- _AIM_: Output solely the number of lines containing the string "Coșurile".

>> start

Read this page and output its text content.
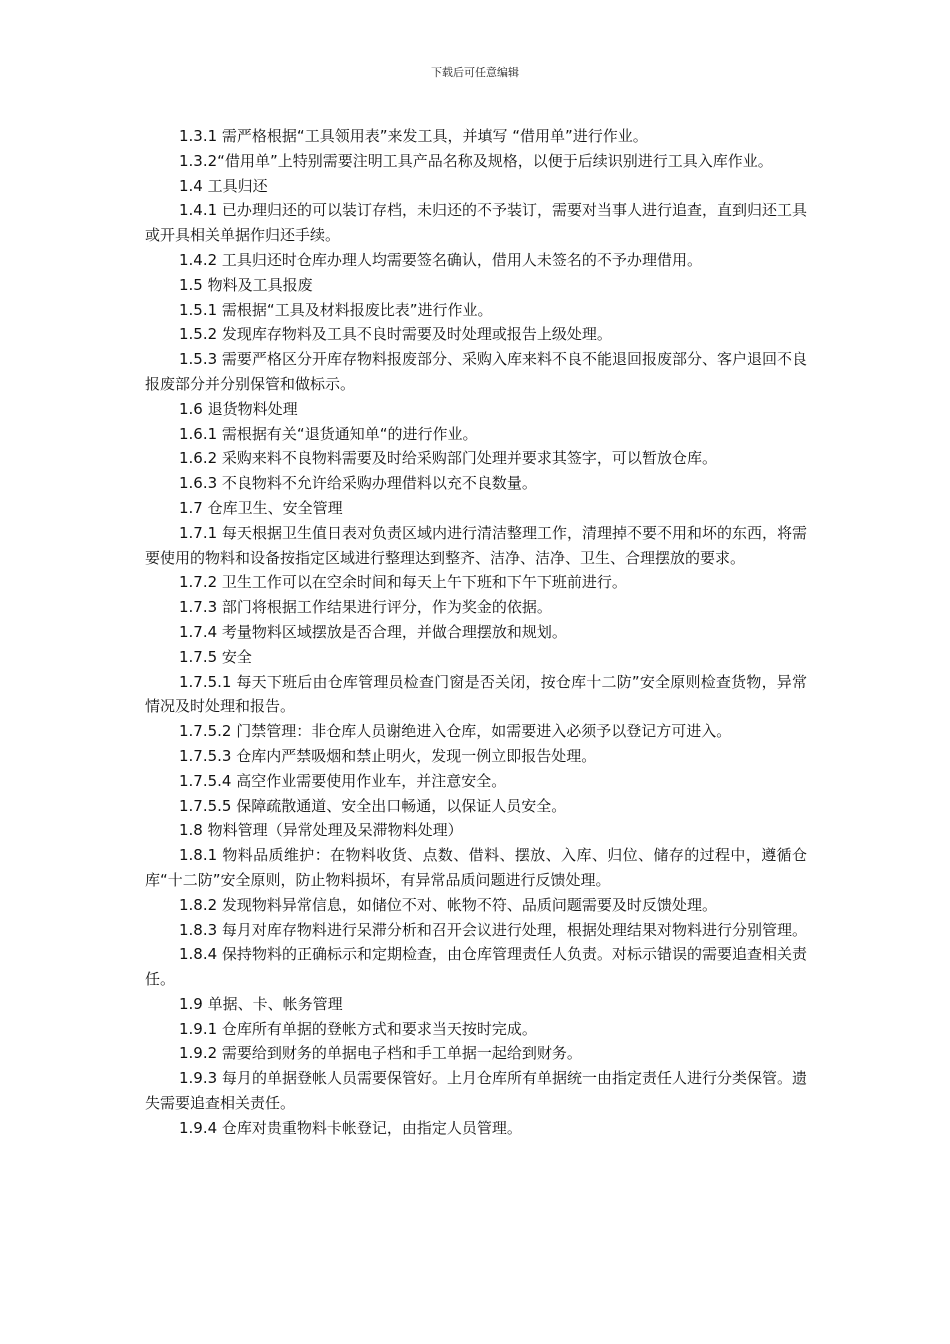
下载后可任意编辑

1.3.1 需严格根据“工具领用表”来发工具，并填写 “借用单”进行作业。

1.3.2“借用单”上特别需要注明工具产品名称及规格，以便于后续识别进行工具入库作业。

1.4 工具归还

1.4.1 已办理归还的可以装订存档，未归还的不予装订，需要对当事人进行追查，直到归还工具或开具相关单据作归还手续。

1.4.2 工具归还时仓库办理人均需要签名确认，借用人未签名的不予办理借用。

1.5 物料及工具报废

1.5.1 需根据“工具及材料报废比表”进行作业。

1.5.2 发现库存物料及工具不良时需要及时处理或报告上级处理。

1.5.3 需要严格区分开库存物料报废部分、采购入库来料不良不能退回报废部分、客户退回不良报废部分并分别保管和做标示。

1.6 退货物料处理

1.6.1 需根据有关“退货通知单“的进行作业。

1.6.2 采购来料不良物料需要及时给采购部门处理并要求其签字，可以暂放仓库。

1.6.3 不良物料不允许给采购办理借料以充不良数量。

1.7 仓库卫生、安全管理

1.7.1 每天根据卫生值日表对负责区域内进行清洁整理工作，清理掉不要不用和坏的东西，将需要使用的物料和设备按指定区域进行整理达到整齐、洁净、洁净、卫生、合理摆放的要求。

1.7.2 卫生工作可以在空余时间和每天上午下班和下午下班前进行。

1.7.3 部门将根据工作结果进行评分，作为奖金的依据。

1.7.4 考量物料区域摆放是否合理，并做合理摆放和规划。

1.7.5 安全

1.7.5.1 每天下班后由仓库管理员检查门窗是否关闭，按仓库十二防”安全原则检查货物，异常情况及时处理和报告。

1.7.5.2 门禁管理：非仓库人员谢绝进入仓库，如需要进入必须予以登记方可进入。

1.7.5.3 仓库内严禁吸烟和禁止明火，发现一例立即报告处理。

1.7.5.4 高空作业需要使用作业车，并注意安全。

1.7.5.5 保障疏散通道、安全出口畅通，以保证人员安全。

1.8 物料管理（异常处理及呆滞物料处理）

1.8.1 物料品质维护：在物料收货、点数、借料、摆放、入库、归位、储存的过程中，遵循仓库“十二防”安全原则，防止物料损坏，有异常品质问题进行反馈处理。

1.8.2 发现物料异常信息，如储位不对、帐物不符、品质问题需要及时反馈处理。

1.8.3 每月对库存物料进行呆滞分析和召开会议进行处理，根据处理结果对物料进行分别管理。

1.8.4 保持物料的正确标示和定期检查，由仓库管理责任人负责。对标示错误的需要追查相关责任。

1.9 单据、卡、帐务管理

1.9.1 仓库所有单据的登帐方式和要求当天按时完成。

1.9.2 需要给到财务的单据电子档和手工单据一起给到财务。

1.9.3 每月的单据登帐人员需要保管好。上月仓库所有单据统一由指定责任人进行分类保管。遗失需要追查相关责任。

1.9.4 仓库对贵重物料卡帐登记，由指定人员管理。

>> end
>> start

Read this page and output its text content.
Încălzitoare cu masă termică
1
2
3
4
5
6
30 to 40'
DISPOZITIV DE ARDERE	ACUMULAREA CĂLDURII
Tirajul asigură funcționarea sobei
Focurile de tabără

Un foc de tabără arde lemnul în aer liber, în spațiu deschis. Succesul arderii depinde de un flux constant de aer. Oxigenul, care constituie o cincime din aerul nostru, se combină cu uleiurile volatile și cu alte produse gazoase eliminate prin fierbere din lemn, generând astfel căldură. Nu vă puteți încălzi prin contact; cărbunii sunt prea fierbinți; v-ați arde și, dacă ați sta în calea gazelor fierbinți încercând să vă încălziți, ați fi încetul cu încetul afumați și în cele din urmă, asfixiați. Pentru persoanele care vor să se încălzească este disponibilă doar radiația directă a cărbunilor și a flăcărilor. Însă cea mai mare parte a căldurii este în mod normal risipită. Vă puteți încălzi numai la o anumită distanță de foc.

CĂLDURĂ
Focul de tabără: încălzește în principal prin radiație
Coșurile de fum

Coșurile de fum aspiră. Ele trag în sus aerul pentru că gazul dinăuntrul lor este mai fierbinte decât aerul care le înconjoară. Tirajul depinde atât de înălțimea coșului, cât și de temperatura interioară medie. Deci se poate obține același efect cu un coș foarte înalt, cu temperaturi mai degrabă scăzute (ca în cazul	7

>> end

- _TASK RESULT_: 2